- [Supplied data]
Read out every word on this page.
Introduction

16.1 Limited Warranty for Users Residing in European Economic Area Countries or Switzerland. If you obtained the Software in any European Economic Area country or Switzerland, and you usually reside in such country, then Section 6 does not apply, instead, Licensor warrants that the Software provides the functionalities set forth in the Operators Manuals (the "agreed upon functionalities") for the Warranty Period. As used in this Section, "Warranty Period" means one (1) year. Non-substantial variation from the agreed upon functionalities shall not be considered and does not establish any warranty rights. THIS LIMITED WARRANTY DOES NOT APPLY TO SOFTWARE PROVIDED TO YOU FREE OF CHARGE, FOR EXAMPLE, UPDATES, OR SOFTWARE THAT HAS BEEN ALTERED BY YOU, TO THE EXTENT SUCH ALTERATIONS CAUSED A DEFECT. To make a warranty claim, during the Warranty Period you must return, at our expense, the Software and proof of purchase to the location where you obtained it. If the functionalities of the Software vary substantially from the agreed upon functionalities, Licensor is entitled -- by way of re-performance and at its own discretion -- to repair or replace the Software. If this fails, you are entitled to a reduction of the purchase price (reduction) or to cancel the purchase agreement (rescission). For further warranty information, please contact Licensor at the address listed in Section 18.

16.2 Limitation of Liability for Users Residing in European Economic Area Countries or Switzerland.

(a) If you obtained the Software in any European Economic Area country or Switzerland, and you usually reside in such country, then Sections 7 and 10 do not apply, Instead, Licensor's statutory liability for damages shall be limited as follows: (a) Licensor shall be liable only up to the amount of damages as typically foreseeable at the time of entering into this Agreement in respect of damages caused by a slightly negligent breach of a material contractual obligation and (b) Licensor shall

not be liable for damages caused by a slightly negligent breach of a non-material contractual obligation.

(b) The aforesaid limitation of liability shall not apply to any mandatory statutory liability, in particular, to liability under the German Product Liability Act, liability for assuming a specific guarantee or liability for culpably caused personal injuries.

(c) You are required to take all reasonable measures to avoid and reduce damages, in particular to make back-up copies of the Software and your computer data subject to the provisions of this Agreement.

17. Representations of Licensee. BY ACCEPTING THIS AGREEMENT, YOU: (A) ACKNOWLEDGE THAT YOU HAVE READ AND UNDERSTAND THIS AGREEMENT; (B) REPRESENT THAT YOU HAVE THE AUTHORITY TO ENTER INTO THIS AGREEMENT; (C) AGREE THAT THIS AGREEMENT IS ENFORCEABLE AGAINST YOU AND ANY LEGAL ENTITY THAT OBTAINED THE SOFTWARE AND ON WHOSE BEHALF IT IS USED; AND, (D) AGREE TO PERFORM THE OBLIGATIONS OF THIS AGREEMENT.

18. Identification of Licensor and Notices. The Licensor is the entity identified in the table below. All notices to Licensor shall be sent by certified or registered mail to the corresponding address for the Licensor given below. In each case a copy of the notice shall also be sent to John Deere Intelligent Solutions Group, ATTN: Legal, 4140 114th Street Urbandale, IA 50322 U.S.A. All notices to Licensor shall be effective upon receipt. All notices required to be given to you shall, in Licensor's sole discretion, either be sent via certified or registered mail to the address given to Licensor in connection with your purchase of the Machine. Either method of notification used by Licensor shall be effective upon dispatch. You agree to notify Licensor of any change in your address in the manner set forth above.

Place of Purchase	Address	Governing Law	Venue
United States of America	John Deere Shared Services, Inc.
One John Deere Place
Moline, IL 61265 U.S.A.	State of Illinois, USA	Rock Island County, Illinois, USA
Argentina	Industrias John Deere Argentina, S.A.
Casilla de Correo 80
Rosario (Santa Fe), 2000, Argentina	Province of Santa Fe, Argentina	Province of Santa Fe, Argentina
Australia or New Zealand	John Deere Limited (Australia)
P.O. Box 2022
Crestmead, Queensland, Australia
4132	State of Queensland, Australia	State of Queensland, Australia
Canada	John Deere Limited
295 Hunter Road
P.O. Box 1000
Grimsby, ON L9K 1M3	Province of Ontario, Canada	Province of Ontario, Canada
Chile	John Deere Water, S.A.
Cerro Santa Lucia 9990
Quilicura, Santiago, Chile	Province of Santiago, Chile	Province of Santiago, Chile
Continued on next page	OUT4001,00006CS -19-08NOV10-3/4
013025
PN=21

- [Problem details] Show each line in the entries that holds the string "Santa".

- [Expected answer]
Rosario (Santa Fe), 2000, Argentina	Province of Santa Fe, Argentina	Province of Santa Fe, Argentina
Cerro Santa Lucia 9990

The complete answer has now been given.